+++ SUPPLIED RECORDS +++
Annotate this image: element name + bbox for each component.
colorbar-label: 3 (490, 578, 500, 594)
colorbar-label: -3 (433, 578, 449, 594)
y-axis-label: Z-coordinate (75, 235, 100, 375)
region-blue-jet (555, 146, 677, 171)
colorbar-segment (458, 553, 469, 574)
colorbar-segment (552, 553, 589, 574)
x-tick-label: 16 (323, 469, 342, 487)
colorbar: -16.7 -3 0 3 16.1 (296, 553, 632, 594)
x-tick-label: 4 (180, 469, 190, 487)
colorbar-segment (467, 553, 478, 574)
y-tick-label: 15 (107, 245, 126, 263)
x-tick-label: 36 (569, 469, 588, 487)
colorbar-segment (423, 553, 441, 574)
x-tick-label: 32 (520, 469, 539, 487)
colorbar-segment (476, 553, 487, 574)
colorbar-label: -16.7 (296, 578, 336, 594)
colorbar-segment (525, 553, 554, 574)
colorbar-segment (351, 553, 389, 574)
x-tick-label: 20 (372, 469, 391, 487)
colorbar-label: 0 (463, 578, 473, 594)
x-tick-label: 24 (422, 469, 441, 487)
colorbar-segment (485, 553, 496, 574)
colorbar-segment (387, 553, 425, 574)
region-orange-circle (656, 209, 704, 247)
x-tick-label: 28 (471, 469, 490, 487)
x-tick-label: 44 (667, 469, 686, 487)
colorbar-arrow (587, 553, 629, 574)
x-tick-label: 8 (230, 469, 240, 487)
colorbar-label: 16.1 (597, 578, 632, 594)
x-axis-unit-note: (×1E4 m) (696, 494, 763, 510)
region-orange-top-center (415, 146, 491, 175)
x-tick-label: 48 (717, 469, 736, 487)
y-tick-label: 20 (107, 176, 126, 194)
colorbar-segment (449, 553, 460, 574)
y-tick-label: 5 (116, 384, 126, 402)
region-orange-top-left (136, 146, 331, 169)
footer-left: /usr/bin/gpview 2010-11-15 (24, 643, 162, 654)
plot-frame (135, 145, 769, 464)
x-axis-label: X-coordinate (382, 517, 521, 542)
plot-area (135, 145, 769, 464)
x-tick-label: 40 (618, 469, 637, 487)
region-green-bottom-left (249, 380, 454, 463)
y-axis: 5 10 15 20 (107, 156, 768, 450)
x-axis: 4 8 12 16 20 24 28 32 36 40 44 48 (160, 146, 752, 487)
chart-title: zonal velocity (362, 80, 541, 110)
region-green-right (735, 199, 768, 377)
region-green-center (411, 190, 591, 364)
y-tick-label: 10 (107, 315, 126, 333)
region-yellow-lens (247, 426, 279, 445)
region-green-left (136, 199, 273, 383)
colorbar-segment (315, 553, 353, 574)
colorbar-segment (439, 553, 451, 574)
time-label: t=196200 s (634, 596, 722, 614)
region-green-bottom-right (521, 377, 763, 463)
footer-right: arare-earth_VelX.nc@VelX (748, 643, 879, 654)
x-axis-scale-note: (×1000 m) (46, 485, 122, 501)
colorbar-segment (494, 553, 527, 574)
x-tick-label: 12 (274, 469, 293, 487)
+++
WHAT TO DO
Write out the records word for word, starting at their first line and ending with the line that contains "colorbar-segment (467, 553, 478, 574)", including that line.

RESPONSE
Annotate this image: element name + bbox for each component.
colorbar-label: 3 (490, 578, 500, 594)
colorbar-label: -3 (433, 578, 449, 594)
y-axis-label: Z-coordinate (75, 235, 100, 375)
region-blue-jet (555, 146, 677, 171)
colorbar-segment (458, 553, 469, 574)
colorbar-segment (552, 553, 589, 574)
x-tick-label: 16 (323, 469, 342, 487)
colorbar: -16.7 -3 0 3 16.1 (296, 553, 632, 594)
x-tick-label: 4 (180, 469, 190, 487)
colorbar-segment (467, 553, 478, 574)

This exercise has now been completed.